Collected data:

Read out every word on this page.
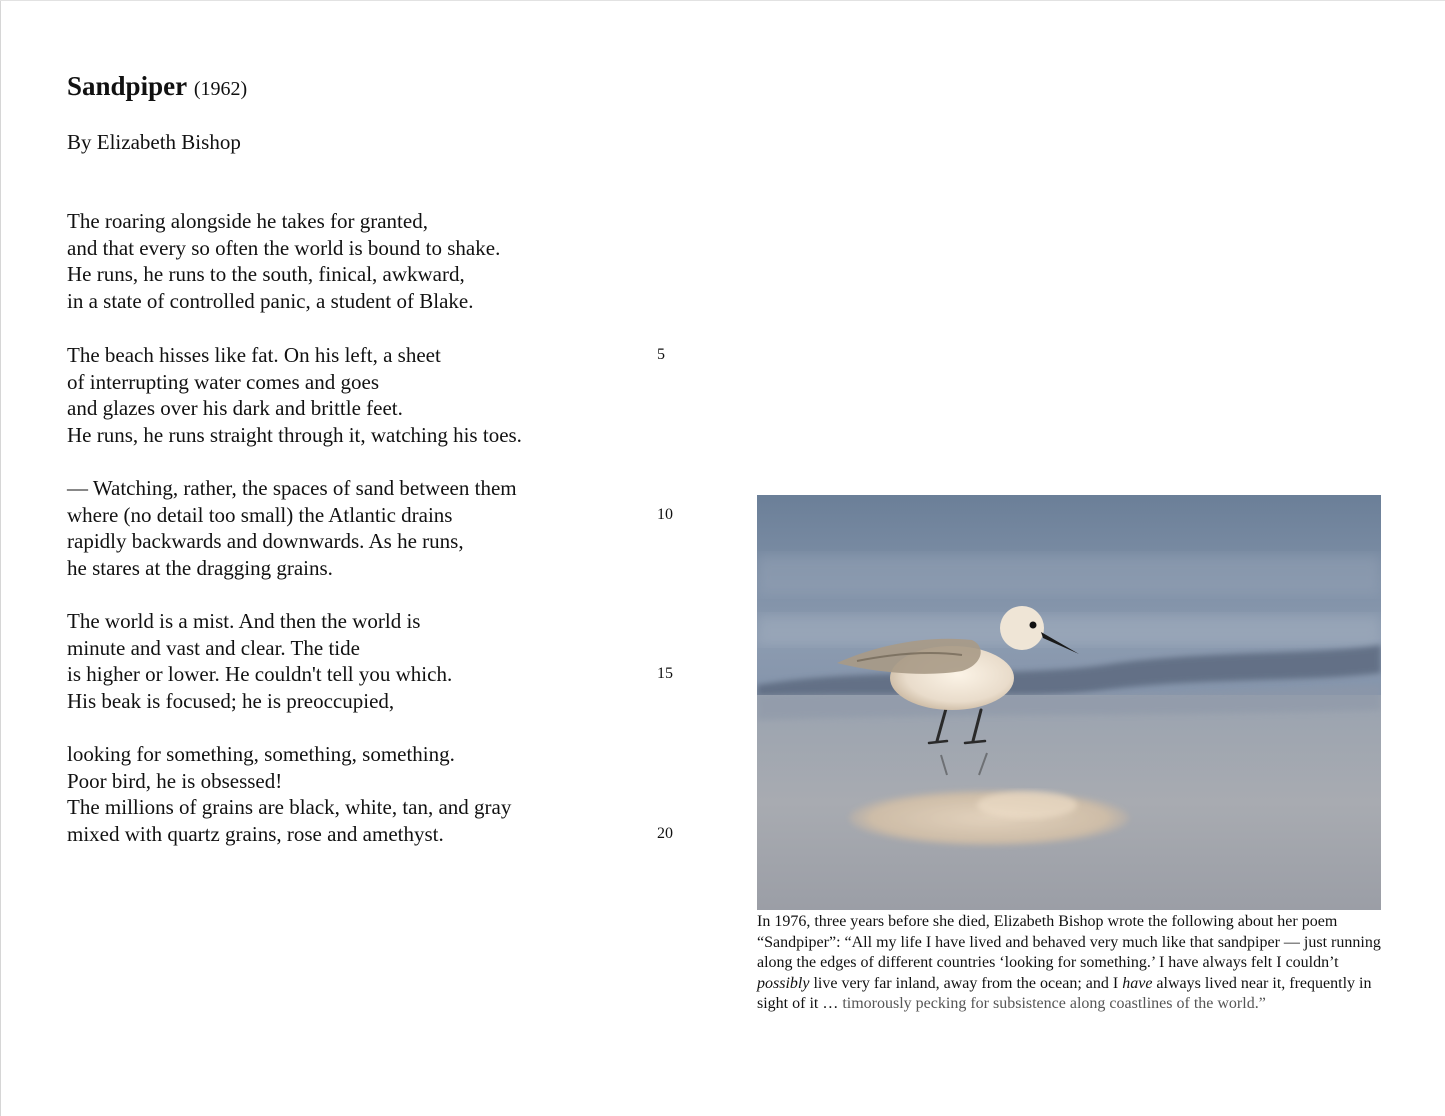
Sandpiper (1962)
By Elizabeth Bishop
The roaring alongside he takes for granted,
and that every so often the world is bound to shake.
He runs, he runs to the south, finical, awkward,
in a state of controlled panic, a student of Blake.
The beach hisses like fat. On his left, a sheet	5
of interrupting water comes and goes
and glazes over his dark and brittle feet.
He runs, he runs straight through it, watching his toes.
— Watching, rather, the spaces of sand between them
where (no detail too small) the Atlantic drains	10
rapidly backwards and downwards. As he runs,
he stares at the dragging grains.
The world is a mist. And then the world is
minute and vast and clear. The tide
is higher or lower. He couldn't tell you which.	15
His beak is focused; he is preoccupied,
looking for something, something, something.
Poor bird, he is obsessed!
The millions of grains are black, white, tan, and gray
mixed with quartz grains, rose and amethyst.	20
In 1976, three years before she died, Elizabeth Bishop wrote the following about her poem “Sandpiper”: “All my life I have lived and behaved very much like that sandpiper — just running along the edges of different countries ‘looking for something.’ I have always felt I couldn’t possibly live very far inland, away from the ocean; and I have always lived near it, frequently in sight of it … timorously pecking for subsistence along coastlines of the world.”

• Exercise prompt
Scan the material for lines with the word "grains", and copy each line you find.

• Result of this exercise
he stares at the dragging grains.
The millions of grains are black, white, tan, and gray
mixed with quartz grains, rose and amethyst.	20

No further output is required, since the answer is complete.